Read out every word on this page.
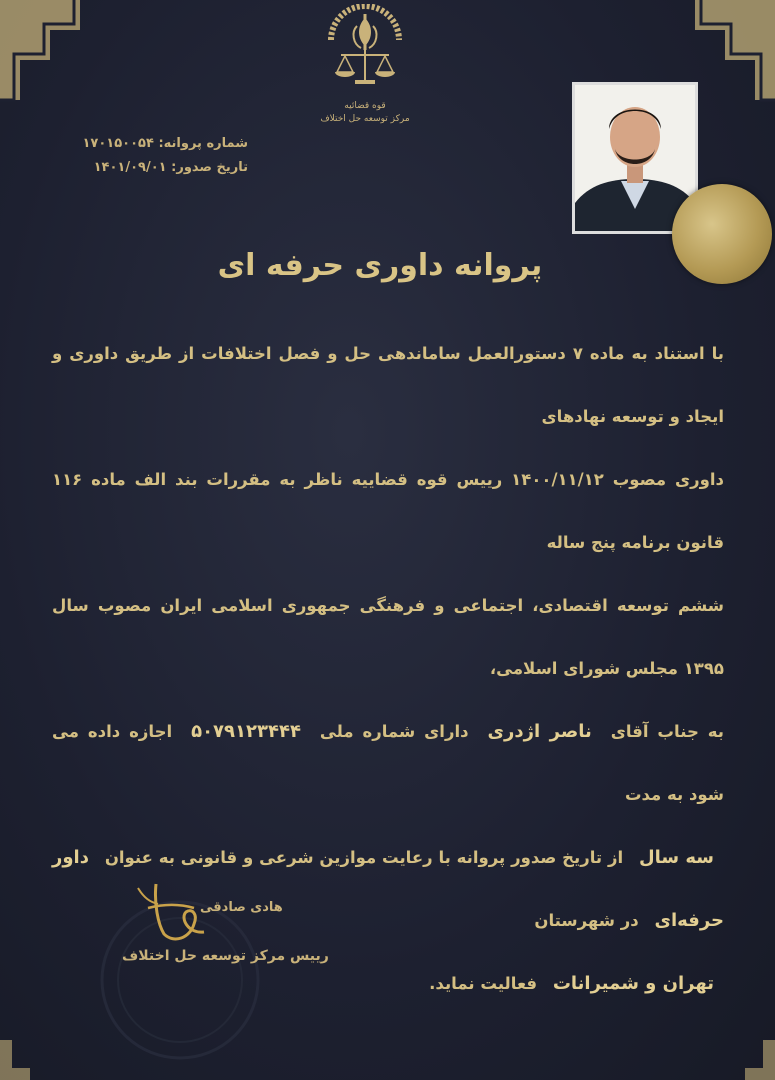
قوه قضائیه
مرکز توسعه حل اختلاف
شماره پروانه: ۱۷۰۱۵۰۰۵۴
تاریخ صدور: ۱۴۰۱/۰۹/۰۱
پروانه داوری حرفه ای
با استناد به ماده ۷ دستورالعمل ساماندهی حل و فصل اختلافات از طریق داوری و ایجاد و توسعه نهادهای
داوری مصوب ۱۴۰۰/۱۱/۱۲ رییس قوه قضاییه ناظر به مقررات بند الف ماده ۱۱۶ قانون برنامه پنج ساله
ششم توسعه اقتصادی، اجتماعی و فرهنگی جمهوری اسلامی ایران مصوب سال ۱۳۹۵ مجلس شورای اسلامی،
به جناب آقای ناصر اژدری دارای شماره ملی ۵۰۷۹۱۲۳۴۴۴ اجازه داده می شود به مدت
سه سال از تاریخ صدور پروانه با رعایت موازین شرعی و قانونی به عنوان داور حرفه‌ای در شهرستان
تهران و شمیرانات فعالیت نماید.
هادی صادقی
رییس مرکز توسعه حل اختلاف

—————

— Written task —
Show every line from the entries above in which "صدور" appears.

— The output —
تاریخ صدور: ۱۴۰۱/۰۹/۰۱
سه سال از تاریخ صدور پروانه با رعایت موازین شرعی و قانونی به عنوان داور حرفه‌ای در شهرستان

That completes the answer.